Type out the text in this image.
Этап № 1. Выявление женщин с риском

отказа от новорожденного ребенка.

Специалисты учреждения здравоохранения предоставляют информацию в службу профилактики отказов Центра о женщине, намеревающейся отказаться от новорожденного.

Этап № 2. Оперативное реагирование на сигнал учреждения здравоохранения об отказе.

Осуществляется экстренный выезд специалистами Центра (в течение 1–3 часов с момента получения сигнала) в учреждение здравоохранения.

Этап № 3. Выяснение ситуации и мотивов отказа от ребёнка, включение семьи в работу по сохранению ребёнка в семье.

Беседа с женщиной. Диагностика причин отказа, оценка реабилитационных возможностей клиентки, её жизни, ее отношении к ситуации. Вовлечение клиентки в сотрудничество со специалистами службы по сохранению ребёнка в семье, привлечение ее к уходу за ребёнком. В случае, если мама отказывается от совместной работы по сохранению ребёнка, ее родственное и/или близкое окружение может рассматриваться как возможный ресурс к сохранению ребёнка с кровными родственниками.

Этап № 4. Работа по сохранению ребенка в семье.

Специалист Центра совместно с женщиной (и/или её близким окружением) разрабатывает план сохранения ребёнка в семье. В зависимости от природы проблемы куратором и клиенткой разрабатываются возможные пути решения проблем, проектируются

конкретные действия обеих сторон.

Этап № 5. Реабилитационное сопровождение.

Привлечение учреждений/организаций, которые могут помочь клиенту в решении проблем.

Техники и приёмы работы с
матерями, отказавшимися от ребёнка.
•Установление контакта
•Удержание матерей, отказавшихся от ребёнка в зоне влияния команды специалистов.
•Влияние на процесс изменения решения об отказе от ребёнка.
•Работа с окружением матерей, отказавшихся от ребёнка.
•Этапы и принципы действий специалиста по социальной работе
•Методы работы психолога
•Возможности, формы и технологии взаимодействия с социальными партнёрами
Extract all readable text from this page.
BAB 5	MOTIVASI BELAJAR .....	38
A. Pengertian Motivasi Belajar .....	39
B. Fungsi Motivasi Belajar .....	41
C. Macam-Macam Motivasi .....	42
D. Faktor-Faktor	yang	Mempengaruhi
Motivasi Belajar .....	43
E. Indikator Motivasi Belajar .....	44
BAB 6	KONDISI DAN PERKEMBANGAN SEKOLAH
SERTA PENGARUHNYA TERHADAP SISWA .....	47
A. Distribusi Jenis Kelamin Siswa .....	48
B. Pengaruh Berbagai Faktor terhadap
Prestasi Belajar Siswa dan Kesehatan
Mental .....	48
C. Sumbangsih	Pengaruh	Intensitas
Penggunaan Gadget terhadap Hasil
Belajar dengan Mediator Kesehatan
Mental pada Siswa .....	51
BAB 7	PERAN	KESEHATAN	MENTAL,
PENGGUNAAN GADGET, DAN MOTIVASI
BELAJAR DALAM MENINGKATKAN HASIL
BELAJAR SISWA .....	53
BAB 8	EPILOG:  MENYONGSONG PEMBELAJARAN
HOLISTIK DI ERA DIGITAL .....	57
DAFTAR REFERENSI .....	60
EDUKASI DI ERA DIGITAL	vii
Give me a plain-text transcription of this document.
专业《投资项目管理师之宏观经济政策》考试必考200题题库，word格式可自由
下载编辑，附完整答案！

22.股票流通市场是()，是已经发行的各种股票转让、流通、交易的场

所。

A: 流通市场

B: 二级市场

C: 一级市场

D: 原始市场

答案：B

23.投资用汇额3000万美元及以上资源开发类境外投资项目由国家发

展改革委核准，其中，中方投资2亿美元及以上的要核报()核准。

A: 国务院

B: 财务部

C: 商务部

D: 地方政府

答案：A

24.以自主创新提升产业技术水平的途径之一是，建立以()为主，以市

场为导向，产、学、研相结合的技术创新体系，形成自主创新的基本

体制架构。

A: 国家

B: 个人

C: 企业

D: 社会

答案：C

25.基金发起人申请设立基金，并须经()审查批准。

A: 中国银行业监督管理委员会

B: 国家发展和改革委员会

#####

* [Exercise details] Reproduce each line verbatim.

* [Exercise solution]
Type out the text in this image.
Этап № 1. Выявление женщин с риском

отказа от новорожденного ребенка.

Специалисты учреждения здравоохранения предоставляют информацию в службу профилактики отказов Центра о женщине, намеревающейся отказаться от новорожденного.

Этап № 2. Оперативное реагирование на сигнал учреждения здравоохранения об отказе.

Осуществляется экстренный выезд специалистами Центра (в течение 1–3 часов с момента получения сигнала) в учреждение здравоохранения.

Этап № 3. Выяснение ситуации и мотивов отказа от ребёнка, включение семьи в работу по сохранению ребёнка в семье.

Беседа с женщиной. Диагностика причин отказа, оценка реабилитационных возможностей клиентки, её жизни, ее отношении к ситуации. Вовлечение клиентки в сотрудничество со специалистами службы по сохранению ребёнка в семье, привлечение ее к уходу за ребёнком. В случае, если мама отказывается от совместной работы по сохранению ребёнка, ее родственное и/или близкое окружение может рассматриваться как возможный ресурс к сохранению ребёнка с кровными родственниками.

Этап № 4. Работа по сохранению ребенка в семье.

Специалист Центра совместно с женщиной (и/или её близким окружением) разрабатывает план сохранения ребёнка в семье. В зависимости от природы проблемы куратором и клиенткой разрабатываются возможные пути решения проблем, проектируются

конкретные действия обеих сторон.

Этап № 5. Реабилитационное сопровождение.

Привлечение учреждений/организаций, которые могут помочь клиенту в решении проблем.

Техники и приёмы работы с
матерями, отказавшимися от ребёнка.
•Установление контакта
•Удержание матерей, отказавшихся от ребёнка в зоне влияния команды специалистов.
•Влияние на процесс изменения решения об отказе от ребёнка.
•Работа с окружением матерей, отказавшихся от ребёнка.
•Этапы и принципы действий специалиста по социальной работе
•Методы работы психолога
•Возможности, формы и технологии взаимодействия с социальными партнёрами
Extract all readable text from this page.
BAB 5	MOTIVASI BELAJAR .....	38
A. Pengertian Motivasi Belajar .....	39
B. Fungsi Motivasi Belajar .....	41
C. Macam-Macam Motivasi .....	42
D. Faktor-Faktor	yang	Mempengaruhi
Motivasi Belajar .....	43
E. Indikator Motivasi Belajar .....	44
BAB 6	KONDISI DAN PERKEMBANGAN SEKOLAH
SERTA PENGARUHNYA TERHADAP SISWA .....	47
A. Distribusi Jenis Kelamin Siswa .....	48
B. Pengaruh Berbagai Faktor terhadap
Prestasi Belajar Siswa dan Kesehatan
Mental .....	48
C. Sumbangsih	Pengaruh	Intensitas
Penggunaan Gadget terhadap Hasil
Belajar dengan Mediator Kesehatan
Mental pada Siswa .....	51
BAB 7	PERAN	KESEHATAN	MENTAL,
PENGGUNAAN GADGET, DAN MOTIVASI
BELAJAR DALAM MENINGKATKAN HASIL
BELAJAR SISWA .....	53
BAB 8	EPILOG:  MENYONGSONG PEMBELAJARAN
HOLISTIK DI ERA DIGITAL .....	57
DAFTAR REFERENSI .....	60
EDUKASI DI ERA DIGITAL	vii
Give me a plain-text transcription of this document.
专业《投资项目管理师之宏观经济政策》考试必考200题题库，word格式可自由
下载编辑，附完整答案！

22.股票流通市场是()，是已经发行的各种股票转让、流通、交易的场

所。

A: 流通市场

B: 二级市场

C: 一级市场

D: 原始市场

答案：B

23.投资用汇额3000万美元及以上资源开发类境外投资项目由国家发

展改革委核准，其中，中方投资2亿美元及以上的要核报()核准。

A: 国务院

B: 财务部

C: 商务部

D: 地方政府

答案：A

24.以自主创新提升产业技术水平的途径之一是，建立以()为主，以市

场为导向，产、学、研相结合的技术创新体系，形成自主创新的基本

体制架构。

A: 国家

B: 个人

C: 企业

D: 社会

答案：C

25.基金发起人申请设立基金，并须经()审查批准。

A: 中国银行业监督管理委员会

B: 国家发展和改革委员会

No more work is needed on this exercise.